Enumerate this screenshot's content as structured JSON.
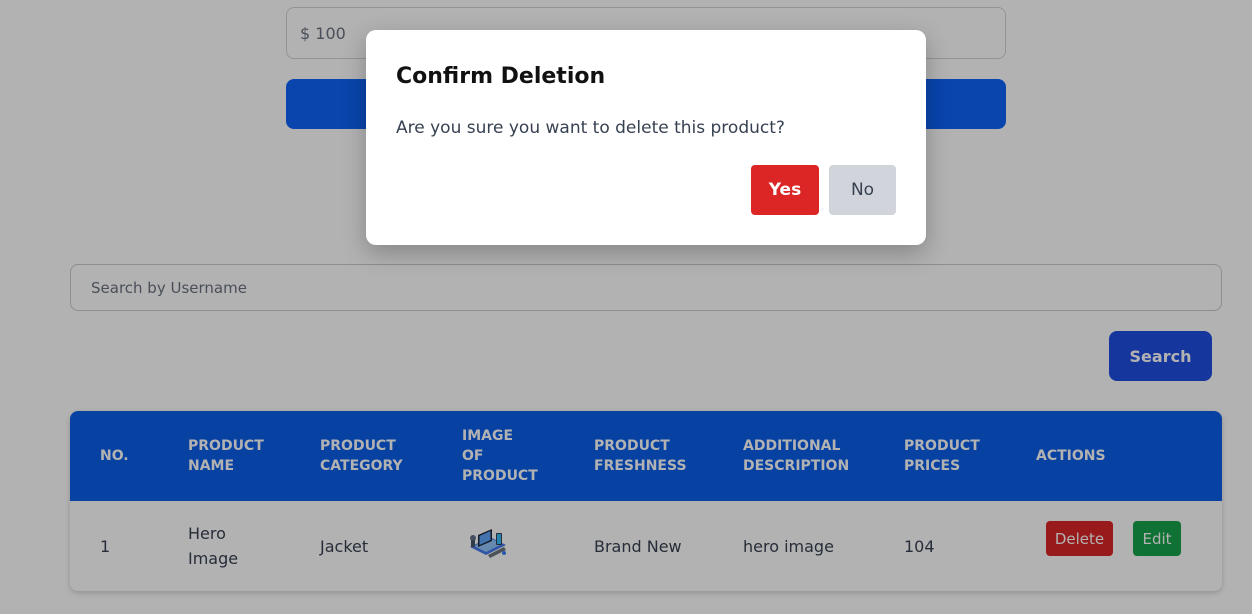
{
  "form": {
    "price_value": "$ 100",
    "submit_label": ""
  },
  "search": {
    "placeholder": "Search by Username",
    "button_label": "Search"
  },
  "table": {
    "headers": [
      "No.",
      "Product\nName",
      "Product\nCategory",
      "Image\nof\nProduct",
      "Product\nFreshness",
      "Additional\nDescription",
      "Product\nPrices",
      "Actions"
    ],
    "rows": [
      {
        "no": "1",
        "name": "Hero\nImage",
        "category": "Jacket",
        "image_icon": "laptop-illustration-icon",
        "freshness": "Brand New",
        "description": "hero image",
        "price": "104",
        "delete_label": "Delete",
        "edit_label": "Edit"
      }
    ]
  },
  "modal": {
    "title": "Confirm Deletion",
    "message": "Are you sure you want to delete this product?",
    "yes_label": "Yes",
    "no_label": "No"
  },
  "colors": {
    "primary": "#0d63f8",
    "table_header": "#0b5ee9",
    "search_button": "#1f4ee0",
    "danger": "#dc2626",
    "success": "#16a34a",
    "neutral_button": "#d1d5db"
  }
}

^^^^

> **SET EXERCISE**:
Copy each line in full and exactly, omitting any picture.

> **TASK RESULT**:
Enumerate this screenshot's content as structured JSON.
{
  "form": {
    "price_value": "$ 100",
    "submit_label": ""
  },
  "search": {
    "placeholder": "Search by Username",
    "button_label": "Search"
  },
  "table": {
    "headers": [
      "No.",
      "Product\nName",
      "Product\nCategory",
      "Image\nof\nProduct",
      "Product\nFreshness",
      "Additional\nDescription",
      "Product\nPrices",
      "Actions"
    ],
    "rows": [
      {
        "no": "1",
        "name": "Hero\nImage",
        "category": "Jacket",
        "image_icon": "laptop-illustration-icon",
        "freshness": "Brand New",
        "description": "hero image",
        "price": "104",
        "delete_label": "Delete",
        "edit_label": "Edit"
      }
    ]
  },
  "modal": {
    "title": "Confirm Deletion",
    "message": "Are you sure you want to delete this product?",
    "yes_label": "Yes",
    "no_label": "No"
  },
  "colors": {
    "primary": "#0d63f8",
    "table_header": "#0b5ee9",
    "search_button": "#1f4ee0",
    "danger": "#dc2626",
    "success": "#16a34a",
    "neutral_button": "#d1d5db"
  }
}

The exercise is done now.